* Given records
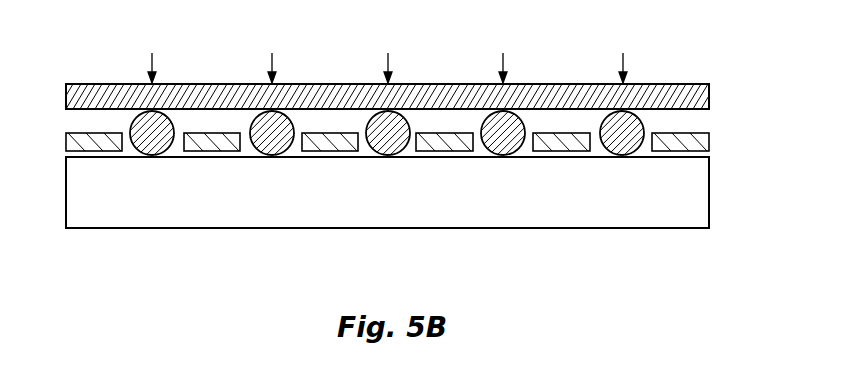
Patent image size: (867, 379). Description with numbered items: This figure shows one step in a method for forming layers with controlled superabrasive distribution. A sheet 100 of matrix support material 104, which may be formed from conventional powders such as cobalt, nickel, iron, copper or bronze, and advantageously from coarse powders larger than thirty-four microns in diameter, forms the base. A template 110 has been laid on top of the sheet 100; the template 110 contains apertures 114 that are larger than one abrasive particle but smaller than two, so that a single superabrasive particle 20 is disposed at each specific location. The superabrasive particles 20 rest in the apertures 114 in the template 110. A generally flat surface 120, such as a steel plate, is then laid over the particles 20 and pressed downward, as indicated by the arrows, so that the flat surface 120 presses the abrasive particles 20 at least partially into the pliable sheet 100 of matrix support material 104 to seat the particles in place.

The superabrasive particles 20 is at (142, 153).
The sheet 100 is at (430, 192).
The matrix support material 104 is at (368, 214).
The template 110 is at (436, 129).
The apertures 114 is at (648, 137).
The flat surface 120 is at (92, 84).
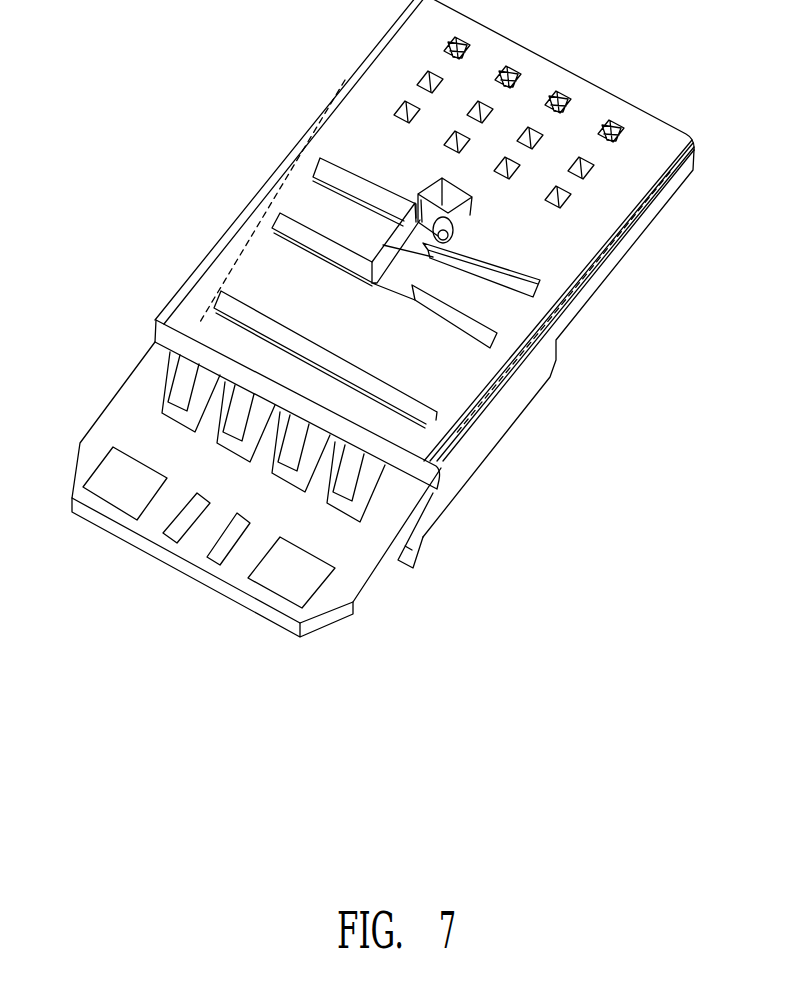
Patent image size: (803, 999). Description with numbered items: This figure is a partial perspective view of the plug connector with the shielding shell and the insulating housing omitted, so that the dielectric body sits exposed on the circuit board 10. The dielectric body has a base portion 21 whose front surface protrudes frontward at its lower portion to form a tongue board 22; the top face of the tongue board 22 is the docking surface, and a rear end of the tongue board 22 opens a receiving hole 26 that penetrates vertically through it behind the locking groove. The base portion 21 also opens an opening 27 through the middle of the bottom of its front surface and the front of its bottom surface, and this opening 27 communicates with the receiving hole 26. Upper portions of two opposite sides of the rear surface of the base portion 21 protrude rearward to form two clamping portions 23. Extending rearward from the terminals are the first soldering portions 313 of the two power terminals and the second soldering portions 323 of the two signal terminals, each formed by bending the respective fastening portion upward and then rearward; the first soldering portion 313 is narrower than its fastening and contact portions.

The circuit board 10 is at (155, 523).
The base portion 21 is at (520, 383).
The tongue board 22 is at (620, 232).
The clamping portions 23 is at (418, 540).
The receiving hole 26 is at (436, 215).
The opening 27 is at (407, 272).
The first soldering portion 313 is at (193, 380).
The second soldering portion 323 is at (237, 427).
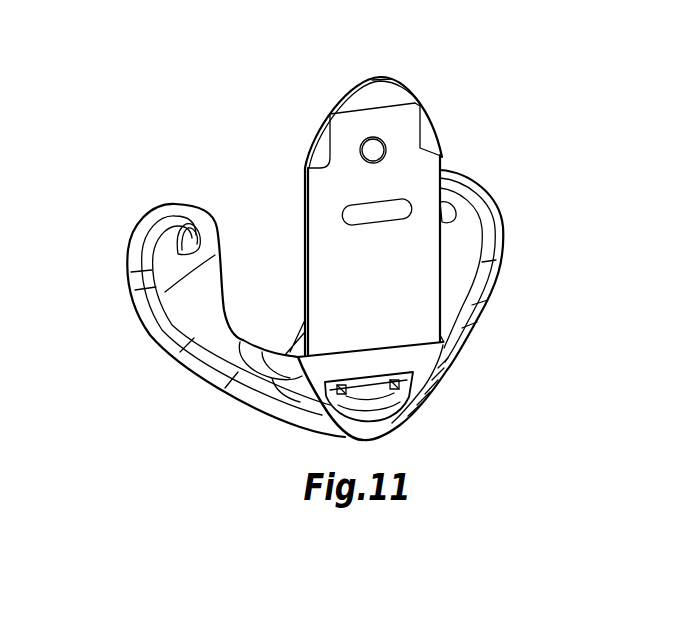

* Exercise objective
Turn all of the material above into a single numbered list, omitting blank lines. Leave out the pictures.

* Answer for this exercise
1. Patent image size: (867, 379). Description with numbered items: This figure shows one step in a method for forming layers with controlled superabrasive distribution. A sheet 100 of matrix support material 104, which may be formed from conventional powders such as cobalt, nickel, iron, copper or bronze, and advantageously from coarse powders larger than thirty-four microns in diameter, forms the base. A template 110 has been laid on top of the sheet 100; the template 110 contains apertures 114 that are larger than one abrasive particle but smaller than two, so that a single superabrasive particle 20 is disposed at each specific location. The superabrasive particles 20 rest in the apertures 114 in the template 110. A generally flat surface 120, such as a steel plate, is then laid over the particles 20 and pressed downward, as indicated by the arrows, so that the flat surface 120 presses the abrasive particles 20 at least partially into the pliable sheet 100 of matrix support material 104 to seat the particles in place.
2. The superabrasive particles 20 is at (142, 153).
3. The sheet 100 is at (430, 192).
4. The matrix support material 104 is at (368, 214).
5. The template 110 is at (436, 129).
6. The apertures 114 is at (648, 137).
7. The flat surface 120 is at (92, 84).
8. Patent image size: (803, 999). Description with numbered items: This figure is a partial perspective view of the plug connector with the shielding shell and the insulating housing omitted, so that the dielectric body sits exposed on the circuit board 10. The dielectric body has a base portion 21 whose front surface protrudes frontward at its lower portion to form a tongue board 22; the top face of the tongue board 22 is the docking surface, and a rear end of the tongue board 22 opens a receiving hole 26 that penetrates vertically through it behind the locking groove. The base portion 21 also opens an opening 27 through the middle of the bottom of its front surface and the front of its bottom surface, and this opening 27 communicates with the receiving hole 26. Upper portions of two opposite sides of the rear surface of the base portion 21 protrude rearward to form two clamping portions 23. Extending rearward from the terminals are the first soldering portions 313 of the two power terminals and the second soldering portions 323 of the two signal terminals, each formed by bending the respective fastening portion upward and then rearward; the first soldering portion 313 is narrower than its fastening and contact portions.
9. The circuit board 10 is at (155, 523).
10. The base portion 21 is at (520, 383).
11. The tongue board 22 is at (620, 232).
12. The clamping portions 23 is at (418, 540).
13. The receiving hole 26 is at (436, 215).
14. The opening 27 is at (407, 272).
15. The first soldering portion 313 is at (193, 380).
16. The second soldering portion 323 is at (237, 427).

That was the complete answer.